— BEGIN —

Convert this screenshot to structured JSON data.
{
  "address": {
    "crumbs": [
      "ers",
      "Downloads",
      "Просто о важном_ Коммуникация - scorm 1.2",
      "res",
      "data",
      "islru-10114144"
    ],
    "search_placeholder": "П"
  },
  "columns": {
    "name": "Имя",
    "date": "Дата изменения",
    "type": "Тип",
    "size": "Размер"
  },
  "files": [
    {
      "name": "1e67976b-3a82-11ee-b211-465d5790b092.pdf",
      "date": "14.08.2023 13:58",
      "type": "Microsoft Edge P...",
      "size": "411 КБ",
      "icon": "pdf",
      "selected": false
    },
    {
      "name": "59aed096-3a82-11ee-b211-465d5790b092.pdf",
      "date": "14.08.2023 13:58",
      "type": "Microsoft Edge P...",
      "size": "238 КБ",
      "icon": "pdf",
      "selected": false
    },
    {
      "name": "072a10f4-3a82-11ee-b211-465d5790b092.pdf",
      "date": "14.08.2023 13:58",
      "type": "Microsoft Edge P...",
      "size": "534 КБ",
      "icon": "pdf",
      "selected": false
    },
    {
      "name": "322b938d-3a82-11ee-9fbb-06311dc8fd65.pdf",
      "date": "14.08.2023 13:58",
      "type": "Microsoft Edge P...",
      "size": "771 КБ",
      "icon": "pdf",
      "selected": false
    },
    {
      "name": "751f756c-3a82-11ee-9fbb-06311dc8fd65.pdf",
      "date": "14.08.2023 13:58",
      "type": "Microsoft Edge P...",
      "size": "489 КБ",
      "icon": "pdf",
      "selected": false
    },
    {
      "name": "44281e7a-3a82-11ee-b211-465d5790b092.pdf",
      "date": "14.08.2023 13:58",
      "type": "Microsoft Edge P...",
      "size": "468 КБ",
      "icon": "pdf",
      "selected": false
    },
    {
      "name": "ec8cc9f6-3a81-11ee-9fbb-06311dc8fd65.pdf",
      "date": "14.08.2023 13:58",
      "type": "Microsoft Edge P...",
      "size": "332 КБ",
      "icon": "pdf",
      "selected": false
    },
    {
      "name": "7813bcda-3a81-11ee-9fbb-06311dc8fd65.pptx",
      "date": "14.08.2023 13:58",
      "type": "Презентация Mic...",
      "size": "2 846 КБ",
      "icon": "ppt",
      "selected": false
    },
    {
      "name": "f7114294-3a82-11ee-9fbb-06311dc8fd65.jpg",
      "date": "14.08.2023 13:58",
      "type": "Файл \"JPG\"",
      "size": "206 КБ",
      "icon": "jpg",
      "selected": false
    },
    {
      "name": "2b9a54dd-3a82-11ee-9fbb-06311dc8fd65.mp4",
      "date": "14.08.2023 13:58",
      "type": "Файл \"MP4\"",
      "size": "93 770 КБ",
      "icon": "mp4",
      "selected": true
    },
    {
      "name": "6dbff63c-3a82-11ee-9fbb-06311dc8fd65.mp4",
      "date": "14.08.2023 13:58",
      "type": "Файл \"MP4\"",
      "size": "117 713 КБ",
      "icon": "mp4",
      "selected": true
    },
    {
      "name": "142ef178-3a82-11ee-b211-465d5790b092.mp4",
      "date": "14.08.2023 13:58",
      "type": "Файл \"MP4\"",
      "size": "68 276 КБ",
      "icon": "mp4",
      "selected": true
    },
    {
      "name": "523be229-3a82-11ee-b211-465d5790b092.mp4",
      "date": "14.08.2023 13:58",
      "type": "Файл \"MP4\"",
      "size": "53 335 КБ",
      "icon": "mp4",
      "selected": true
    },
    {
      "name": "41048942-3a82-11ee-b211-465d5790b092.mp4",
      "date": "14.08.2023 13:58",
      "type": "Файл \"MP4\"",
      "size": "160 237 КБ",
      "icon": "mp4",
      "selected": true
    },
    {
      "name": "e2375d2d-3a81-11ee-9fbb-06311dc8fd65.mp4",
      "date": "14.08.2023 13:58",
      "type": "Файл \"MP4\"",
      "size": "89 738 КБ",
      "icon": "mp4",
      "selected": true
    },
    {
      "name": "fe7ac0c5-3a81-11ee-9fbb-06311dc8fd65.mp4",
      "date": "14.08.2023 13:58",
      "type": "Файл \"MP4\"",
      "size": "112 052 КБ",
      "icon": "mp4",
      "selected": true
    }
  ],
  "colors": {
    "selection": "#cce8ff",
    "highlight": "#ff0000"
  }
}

— END —
— BEGIN —

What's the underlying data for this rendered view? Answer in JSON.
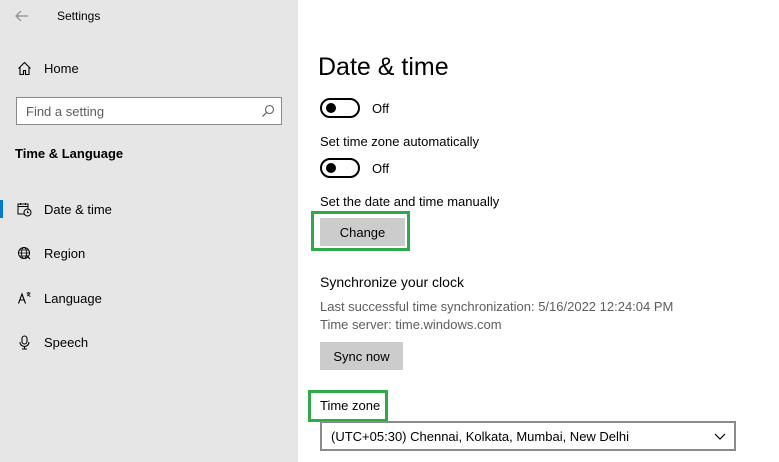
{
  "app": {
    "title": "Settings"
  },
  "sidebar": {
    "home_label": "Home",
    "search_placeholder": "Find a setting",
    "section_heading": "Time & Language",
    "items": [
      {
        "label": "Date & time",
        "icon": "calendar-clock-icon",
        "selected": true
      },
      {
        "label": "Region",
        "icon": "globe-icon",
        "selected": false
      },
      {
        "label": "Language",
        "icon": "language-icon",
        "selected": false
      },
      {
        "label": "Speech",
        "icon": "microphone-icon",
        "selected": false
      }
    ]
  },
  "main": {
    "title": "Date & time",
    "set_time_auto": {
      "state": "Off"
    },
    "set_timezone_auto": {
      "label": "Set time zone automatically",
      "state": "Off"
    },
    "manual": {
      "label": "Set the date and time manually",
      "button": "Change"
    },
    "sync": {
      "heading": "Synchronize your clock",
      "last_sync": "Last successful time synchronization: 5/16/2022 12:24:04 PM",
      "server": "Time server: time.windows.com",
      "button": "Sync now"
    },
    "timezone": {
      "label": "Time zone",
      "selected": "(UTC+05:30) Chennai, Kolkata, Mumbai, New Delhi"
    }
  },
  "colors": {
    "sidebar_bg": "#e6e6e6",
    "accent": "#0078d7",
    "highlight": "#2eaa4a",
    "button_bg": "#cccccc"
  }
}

— END —

▶ **Goal**
Scan the material above for the string "JSON" and report each line where you find it.

▶ **Response**
Convert this screenshot to structured JSON data.
What's the underlying data for this rendered view? Answer in JSON.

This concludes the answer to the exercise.